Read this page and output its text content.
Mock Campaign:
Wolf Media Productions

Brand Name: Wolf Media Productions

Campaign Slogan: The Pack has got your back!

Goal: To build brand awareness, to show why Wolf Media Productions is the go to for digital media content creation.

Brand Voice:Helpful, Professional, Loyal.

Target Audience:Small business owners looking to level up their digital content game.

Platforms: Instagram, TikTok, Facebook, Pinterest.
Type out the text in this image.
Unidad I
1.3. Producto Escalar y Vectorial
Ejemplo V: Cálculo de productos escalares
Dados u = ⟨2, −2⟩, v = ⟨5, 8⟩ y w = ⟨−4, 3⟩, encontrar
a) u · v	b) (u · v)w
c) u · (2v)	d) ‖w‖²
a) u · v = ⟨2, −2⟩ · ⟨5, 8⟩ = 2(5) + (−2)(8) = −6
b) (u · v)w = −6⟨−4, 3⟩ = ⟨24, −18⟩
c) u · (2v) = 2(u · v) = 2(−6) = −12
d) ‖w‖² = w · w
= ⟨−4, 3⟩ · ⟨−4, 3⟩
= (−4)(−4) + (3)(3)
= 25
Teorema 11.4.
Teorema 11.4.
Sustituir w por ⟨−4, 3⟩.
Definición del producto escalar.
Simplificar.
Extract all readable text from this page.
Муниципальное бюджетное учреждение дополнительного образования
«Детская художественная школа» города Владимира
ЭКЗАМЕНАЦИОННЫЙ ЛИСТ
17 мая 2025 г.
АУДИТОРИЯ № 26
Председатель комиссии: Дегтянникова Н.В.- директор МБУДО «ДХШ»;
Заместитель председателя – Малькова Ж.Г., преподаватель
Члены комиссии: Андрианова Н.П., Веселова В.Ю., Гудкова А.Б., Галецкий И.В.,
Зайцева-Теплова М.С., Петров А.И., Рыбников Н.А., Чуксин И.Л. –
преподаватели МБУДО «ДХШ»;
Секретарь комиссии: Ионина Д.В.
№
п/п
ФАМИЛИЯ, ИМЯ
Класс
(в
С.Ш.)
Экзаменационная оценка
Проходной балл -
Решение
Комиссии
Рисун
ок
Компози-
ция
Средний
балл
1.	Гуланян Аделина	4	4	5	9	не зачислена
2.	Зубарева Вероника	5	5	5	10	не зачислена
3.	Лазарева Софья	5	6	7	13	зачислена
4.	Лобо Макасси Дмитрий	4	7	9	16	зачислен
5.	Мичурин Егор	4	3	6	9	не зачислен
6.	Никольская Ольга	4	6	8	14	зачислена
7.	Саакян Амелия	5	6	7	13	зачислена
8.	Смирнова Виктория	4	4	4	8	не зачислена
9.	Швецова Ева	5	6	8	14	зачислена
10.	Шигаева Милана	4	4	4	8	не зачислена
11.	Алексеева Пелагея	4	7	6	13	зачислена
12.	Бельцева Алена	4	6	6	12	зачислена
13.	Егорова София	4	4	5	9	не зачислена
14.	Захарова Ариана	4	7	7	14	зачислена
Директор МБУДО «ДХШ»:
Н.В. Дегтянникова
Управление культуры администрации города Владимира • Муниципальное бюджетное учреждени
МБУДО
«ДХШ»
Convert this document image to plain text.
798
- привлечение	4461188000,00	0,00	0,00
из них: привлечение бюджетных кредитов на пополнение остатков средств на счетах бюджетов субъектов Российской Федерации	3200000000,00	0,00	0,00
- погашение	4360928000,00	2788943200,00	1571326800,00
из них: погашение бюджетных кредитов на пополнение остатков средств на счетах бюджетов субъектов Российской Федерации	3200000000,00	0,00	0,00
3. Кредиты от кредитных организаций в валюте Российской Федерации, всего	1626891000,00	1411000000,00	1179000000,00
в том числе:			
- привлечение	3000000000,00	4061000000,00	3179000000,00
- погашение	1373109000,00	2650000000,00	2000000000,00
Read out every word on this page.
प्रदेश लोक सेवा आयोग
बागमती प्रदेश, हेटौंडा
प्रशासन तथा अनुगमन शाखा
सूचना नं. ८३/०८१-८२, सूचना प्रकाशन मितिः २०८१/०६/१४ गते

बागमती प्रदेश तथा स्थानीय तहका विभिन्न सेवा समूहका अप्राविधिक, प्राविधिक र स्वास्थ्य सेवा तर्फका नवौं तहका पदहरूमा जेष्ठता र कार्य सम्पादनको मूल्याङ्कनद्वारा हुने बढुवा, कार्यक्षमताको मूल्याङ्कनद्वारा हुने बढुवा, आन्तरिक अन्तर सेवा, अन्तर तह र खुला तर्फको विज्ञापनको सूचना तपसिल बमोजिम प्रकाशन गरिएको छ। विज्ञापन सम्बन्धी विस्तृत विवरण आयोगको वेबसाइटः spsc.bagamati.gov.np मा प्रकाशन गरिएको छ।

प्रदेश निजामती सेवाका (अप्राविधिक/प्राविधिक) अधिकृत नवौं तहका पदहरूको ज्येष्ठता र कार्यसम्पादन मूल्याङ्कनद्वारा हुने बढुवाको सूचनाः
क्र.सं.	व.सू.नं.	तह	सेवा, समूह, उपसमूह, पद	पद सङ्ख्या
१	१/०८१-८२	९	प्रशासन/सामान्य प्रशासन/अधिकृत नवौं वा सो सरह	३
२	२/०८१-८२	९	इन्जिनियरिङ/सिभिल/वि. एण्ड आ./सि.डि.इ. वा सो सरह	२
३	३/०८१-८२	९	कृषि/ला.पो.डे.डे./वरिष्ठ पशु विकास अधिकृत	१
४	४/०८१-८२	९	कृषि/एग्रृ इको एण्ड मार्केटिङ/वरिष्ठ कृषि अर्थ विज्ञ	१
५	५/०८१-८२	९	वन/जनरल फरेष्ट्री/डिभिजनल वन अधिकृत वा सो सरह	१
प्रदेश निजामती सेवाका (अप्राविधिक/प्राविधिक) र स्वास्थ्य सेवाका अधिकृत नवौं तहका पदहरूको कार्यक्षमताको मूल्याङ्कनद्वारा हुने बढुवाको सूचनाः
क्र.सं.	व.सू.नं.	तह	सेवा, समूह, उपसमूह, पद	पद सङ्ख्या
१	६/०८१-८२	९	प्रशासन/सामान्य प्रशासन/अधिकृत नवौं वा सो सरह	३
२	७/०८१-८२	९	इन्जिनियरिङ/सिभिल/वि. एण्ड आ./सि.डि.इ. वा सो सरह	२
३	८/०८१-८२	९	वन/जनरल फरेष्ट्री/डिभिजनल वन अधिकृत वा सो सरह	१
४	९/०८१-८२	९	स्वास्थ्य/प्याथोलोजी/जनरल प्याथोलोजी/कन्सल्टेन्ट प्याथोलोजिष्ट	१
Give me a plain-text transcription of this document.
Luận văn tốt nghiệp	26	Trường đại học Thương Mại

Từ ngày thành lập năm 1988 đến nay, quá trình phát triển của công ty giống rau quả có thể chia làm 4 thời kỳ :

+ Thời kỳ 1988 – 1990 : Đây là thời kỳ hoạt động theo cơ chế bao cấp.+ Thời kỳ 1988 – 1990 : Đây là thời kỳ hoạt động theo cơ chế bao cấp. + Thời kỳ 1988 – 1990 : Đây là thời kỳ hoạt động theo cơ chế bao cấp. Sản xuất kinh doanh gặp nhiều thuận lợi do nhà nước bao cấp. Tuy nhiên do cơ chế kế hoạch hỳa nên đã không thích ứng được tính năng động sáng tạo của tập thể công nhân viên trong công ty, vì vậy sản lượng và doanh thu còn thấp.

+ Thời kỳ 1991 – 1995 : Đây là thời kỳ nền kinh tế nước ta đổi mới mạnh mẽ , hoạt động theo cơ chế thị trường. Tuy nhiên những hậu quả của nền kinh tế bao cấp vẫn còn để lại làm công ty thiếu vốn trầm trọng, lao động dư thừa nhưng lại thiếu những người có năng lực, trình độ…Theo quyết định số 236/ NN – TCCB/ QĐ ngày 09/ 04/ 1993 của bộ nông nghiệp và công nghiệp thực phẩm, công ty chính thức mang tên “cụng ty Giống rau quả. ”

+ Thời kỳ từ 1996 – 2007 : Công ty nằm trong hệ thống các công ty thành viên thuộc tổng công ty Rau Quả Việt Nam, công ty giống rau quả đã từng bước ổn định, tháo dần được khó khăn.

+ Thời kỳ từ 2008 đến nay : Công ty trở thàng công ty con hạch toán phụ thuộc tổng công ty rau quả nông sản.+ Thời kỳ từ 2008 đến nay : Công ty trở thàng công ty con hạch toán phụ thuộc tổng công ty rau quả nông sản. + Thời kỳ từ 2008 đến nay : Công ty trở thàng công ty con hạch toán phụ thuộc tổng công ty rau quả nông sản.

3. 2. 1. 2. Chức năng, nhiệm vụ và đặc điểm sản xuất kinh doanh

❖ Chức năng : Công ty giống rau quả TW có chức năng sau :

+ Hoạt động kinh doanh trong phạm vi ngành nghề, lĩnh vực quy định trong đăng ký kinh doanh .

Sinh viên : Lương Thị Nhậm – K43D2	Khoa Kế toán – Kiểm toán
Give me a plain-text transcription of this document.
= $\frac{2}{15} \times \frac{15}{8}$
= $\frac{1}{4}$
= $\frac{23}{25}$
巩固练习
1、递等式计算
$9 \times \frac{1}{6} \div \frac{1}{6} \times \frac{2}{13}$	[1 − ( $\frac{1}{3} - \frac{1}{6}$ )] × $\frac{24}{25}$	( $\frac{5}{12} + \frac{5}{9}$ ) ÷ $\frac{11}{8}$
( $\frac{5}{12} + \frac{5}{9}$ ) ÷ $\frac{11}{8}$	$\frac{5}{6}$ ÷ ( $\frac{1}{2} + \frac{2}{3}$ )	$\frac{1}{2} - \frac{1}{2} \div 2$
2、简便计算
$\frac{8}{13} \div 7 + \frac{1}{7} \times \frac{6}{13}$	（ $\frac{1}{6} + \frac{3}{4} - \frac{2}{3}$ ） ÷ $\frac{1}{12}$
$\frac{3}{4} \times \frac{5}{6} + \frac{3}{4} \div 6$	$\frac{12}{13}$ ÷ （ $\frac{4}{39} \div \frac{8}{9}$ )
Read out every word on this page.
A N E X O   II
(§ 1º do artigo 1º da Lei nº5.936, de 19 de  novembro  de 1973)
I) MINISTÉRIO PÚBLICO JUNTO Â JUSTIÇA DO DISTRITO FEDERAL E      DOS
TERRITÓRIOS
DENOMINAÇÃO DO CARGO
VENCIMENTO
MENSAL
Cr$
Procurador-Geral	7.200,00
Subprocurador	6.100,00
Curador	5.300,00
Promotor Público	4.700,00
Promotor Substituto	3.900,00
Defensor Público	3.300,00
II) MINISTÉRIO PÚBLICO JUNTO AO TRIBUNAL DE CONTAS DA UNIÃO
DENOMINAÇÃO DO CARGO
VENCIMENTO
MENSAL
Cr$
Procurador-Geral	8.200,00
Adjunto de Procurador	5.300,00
----
Required task: Write out every line from the entries where "động" appears.

Solution for this task:
+ Thời kỳ 1988 – 1990 : Đây là thời kỳ hoạt động theo cơ chế bao cấp.+ Thời kỳ 1988 – 1990 : Đây là thời kỳ hoạt động theo cơ chế bao cấp. + Thời kỳ 1988 – 1990 : Đây là thời kỳ hoạt động theo cơ chế bao cấp. Sản xuất kinh doanh gặp nhiều thuận lợi do nhà nước bao cấp. Tuy nhiên do cơ chế kế hoạch hỳa nên đã không thích ứng được tính năng động sáng tạo của tập thể công nhân viên trong công ty, vì vậy sản lượng và doanh thu còn thấp.
+ Thời kỳ 1991 – 1995 : Đây là thời kỳ nền kinh tế nước ta đổi mới mạnh mẽ , hoạt động theo cơ chế thị trường. Tuy nhiên những hậu quả của nền kinh tế bao cấp vẫn còn để lại làm công ty thiếu vốn trầm trọng, lao động dư thừa nhưng lại thiếu những người có năng lực, trình độ…Theo quyết định số 236/ NN – TCCB/ QĐ ngày 09/ 04/ 1993 của bộ nông nghiệp và công nghiệp thực phẩm, công ty chính thức mang tên “cụng ty Giống rau quả. ”
+ Hoạt động kinh doanh trong phạm vi ngành nghề, lĩnh vực quy định trong đăng ký kinh doanh .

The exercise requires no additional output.